Your task -
You are to retype all of the data exactly as it appears.

Records for the exercise -
* begin *
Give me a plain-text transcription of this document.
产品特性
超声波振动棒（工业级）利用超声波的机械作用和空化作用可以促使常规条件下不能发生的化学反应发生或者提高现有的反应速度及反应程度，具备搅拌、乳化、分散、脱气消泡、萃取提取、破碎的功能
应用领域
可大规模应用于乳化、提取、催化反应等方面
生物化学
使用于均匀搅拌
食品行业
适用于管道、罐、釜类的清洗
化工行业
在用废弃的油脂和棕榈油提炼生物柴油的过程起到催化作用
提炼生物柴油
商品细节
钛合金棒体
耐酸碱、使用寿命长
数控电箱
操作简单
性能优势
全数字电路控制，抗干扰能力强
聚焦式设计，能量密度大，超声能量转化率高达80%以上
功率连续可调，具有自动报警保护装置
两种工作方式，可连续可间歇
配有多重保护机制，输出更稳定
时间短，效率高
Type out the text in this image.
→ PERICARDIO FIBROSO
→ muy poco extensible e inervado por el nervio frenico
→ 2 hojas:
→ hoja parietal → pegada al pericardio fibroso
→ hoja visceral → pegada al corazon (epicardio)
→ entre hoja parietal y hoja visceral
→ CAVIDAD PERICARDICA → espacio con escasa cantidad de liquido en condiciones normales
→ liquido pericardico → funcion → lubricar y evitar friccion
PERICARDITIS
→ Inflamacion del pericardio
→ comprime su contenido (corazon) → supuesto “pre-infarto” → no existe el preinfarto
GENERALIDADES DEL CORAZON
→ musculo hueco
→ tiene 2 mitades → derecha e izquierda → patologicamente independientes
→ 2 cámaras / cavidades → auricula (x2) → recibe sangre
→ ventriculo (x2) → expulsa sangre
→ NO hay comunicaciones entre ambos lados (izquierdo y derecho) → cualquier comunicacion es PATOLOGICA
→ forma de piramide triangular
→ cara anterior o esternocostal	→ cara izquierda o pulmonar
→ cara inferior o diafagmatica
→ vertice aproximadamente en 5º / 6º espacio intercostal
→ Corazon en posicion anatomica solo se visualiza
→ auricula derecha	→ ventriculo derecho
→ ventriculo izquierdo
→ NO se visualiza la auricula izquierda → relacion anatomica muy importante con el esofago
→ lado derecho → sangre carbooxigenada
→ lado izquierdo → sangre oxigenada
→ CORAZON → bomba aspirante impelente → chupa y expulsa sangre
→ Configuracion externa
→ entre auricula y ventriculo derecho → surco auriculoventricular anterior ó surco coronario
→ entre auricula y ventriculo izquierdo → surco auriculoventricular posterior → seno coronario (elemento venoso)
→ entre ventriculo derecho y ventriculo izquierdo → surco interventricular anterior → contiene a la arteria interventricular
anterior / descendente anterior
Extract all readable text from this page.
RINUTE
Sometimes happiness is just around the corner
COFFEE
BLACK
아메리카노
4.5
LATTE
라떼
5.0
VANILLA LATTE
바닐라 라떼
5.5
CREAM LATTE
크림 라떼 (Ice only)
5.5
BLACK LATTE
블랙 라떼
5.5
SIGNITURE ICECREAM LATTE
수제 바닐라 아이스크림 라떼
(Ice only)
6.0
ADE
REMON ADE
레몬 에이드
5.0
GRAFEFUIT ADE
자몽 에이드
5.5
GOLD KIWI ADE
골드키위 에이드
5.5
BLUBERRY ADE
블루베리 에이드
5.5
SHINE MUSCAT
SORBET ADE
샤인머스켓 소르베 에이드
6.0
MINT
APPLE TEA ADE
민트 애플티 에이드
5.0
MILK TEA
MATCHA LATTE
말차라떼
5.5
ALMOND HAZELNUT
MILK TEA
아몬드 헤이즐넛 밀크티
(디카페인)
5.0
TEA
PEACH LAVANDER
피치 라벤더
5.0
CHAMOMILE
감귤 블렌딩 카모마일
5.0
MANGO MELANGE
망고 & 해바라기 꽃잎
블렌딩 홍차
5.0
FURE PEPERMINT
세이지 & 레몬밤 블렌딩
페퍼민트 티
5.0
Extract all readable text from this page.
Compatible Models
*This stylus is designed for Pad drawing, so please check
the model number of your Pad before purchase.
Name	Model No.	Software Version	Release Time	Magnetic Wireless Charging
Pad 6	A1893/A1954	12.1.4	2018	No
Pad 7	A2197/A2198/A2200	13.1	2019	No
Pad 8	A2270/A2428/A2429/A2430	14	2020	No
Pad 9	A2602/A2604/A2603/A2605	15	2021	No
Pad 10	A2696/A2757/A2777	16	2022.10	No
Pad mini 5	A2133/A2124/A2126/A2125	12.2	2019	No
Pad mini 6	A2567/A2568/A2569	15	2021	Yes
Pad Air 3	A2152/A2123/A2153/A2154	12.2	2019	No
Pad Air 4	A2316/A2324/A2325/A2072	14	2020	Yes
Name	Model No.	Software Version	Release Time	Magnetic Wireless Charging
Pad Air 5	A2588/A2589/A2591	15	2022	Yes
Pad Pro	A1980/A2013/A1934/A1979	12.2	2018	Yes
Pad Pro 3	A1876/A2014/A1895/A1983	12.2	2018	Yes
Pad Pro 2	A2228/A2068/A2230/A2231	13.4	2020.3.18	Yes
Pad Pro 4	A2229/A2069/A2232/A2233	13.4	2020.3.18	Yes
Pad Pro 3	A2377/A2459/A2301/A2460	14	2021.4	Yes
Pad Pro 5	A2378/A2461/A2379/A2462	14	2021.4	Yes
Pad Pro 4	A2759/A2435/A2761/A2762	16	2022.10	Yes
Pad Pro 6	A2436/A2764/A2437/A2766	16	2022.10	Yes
* end *
Answer -
Give me a plain-text transcription of this document.
产品特性
超声波振动棒（工业级）利用超声波的机械作用和空化作用可以促使常规条件下不能发生的化学反应发生或者提高现有的反应速度及反应程度，具备搅拌、乳化、分散、脱气消泡、萃取提取、破碎的功能
应用领域
可大规模应用于乳化、提取、催化反应等方面
生物化学
使用于均匀搅拌
食品行业
适用于管道、罐、釜类的清洗
化工行业
在用废弃的油脂和棕榈油提炼生物柴油的过程起到催化作用
提炼生物柴油
商品细节
钛合金棒体
耐酸碱、使用寿命长
数控电箱
操作简单
性能优势
全数字电路控制，抗干扰能力强
聚焦式设计，能量密度大，超声能量转化率高达80%以上
功率连续可调，具有自动报警保护装置
两种工作方式，可连续可间歇
配有多重保护机制，输出更稳定
时间短，效率高
Type out the text in this image.
→ PERICARDIO FIBROSO
→ muy poco extensible e inervado por el nervio frenico
→ 2 hojas:
→ hoja parietal → pegada al pericardio fibroso
→ hoja visceral → pegada al corazon (epicardio)
→ entre hoja parietal y hoja visceral
→ CAVIDAD PERICARDICA → espacio con escasa cantidad de liquido en condiciones normales
→ liquido pericardico → funcion → lubricar y evitar friccion
PERICARDITIS
→ Inflamacion del pericardio
→ comprime su contenido (corazon) → supuesto “pre-infarto” → no existe el preinfarto
GENERALIDADES DEL CORAZON
→ musculo hueco
→ tiene 2 mitades → derecha e izquierda → patologicamente independientes
→ 2 cámaras / cavidades → auricula (x2) → recibe sangre
→ ventriculo (x2) → expulsa sangre
→ NO hay comunicaciones entre ambos lados (izquierdo y derecho) → cualquier comunicacion es PATOLOGICA
→ forma de piramide triangular
→ cara anterior o esternocostal	→ cara izquierda o pulmonar
→ cara inferior o diafagmatica
→ vertice aproximadamente en 5º / 6º espacio intercostal
→ Corazon en posicion anatomica solo se visualiza
→ auricula derecha	→ ventriculo derecho
→ ventriculo izquierdo
→ NO se visualiza la auricula izquierda → relacion anatomica muy importante con el esofago
→ lado derecho → sangre carbooxigenada
→ lado izquierdo → sangre oxigenada
→ CORAZON → bomba aspirante impelente → chupa y expulsa sangre
→ Configuracion externa
→ entre auricula y ventriculo derecho → surco auriculoventricular anterior ó surco coronario
→ entre auricula y ventriculo izquierdo → surco auriculoventricular posterior → seno coronario (elemento venoso)
→ entre ventriculo derecho y ventriculo izquierdo → surco interventricular anterior → contiene a la arteria interventricular
anterior / descendente anterior
Extract all readable text from this page.
RINUTE
Sometimes happiness is just around the corner
COFFEE
BLACK
아메리카노
4.5
LATTE
라떼
5.0
VANILLA LATTE
바닐라 라떼
5.5
CREAM LATTE
크림 라떼 (Ice only)
5.5
BLACK LATTE
블랙 라떼
5.5
SIGNITURE ICECREAM LATTE
수제 바닐라 아이스크림 라떼
(Ice only)
6.0
ADE
REMON ADE
레몬 에이드
5.0
GRAFEFUIT ADE
자몽 에이드
5.5
GOLD KIWI ADE
골드키위 에이드
5.5
BLUBERRY ADE
블루베리 에이드
5.5
SHINE MUSCAT
SORBET ADE
샤인머스켓 소르베 에이드
6.0
MINT
APPLE TEA ADE
민트 애플티 에이드
5.0
MILK TEA
MATCHA LATTE
말차라떼
5.5
ALMOND HAZELNUT
MILK TEA
아몬드 헤이즐넛 밀크티
(디카페인)
5.0
TEA
PEACH LAVANDER
피치 라벤더
5.0
CHAMOMILE
감귤 블렌딩 카모마일
5.0
MANGO MELANGE
망고 & 해바라기 꽃잎
블렌딩 홍차
5.0
FURE PEPERMINT
세이지 & 레몬밤 블렌딩
페퍼민트 티
5.0
Extract all readable text from this page.
Compatible Models
*This stylus is designed for Pad drawing, so please check
the model number of your Pad before purchase.
Name	Model No.	Software Version	Release Time	Magnetic Wireless Charging
Pad 6	A1893/A1954	12.1.4	2018	No
Pad 7	A2197/A2198/A2200	13.1	2019	No
Pad 8	A2270/A2428/A2429/A2430	14	2020	No
Pad 9	A2602/A2604/A2603/A2605	15	2021	No
Pad 10	A2696/A2757/A2777	16	2022.10	No
Pad mini 5	A2133/A2124/A2126/A2125	12.2	2019	No
Pad mini 6	A2567/A2568/A2569	15	2021	Yes
Pad Air 3	A2152/A2123/A2153/A2154	12.2	2019	No
Pad Air 4	A2316/A2324/A2325/A2072	14	2020	Yes
Name	Model No.	Software Version	Release Time	Magnetic Wireless Charging
Pad Air 5	A2588/A2589/A2591	15	2022	Yes
Pad Pro	A1980/A2013/A1934/A1979	12.2	2018	Yes
Pad Pro 3	A1876/A2014/A1895/A1983	12.2	2018	Yes
Pad Pro 2	A2228/A2068/A2230/A2231	13.4	2020.3.18	Yes
Pad Pro 4	A2229/A2069/A2232/A2233	13.4	2020.3.18	Yes
Pad Pro 3	A2377/A2459/A2301/A2460	14	2021.4	Yes
Pad Pro 5	A2378/A2461/A2379/A2462	14	2021.4	Yes
Pad Pro 4	A2759/A2435/A2761/A2762	16	2022.10	Yes
Pad Pro 6	A2436/A2764/A2437/A2766	16	2022.10	Yes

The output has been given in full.